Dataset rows
────────
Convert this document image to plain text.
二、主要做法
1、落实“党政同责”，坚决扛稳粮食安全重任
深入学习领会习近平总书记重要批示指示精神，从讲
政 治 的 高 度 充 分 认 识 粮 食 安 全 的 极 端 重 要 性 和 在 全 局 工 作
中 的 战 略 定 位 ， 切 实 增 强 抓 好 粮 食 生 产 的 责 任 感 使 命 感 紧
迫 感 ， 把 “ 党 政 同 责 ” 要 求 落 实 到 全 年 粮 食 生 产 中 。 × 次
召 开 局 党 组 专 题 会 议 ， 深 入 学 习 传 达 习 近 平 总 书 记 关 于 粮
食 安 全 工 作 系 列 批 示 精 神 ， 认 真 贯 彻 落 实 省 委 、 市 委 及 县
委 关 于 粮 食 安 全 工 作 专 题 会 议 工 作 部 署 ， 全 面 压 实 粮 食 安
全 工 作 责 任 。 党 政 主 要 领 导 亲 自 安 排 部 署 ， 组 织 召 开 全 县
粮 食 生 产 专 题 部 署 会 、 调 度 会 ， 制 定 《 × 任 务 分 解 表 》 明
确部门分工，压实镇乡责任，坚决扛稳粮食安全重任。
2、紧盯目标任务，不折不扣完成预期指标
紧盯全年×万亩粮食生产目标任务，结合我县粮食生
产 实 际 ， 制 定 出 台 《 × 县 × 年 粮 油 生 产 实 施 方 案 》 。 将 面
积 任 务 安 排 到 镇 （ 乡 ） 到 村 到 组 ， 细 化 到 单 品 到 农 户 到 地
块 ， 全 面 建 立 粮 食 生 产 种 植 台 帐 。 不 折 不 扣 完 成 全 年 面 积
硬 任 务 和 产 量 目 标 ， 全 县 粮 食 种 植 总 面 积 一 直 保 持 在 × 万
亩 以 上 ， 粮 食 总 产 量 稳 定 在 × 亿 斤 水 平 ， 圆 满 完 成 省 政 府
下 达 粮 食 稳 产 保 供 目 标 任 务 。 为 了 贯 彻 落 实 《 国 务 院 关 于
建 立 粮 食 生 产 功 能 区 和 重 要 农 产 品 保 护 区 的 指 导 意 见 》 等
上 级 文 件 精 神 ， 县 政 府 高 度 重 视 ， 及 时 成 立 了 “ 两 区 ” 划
────────
Search the records above for the string "坚决扛稳粮食安全重任". Copy every line that contains it.

TASK SOLUTION
1、落实“党政同责”，坚决扛稳粮食安全重任
确部门分工，压实镇乡责任，坚决扛稳粮食安全重任。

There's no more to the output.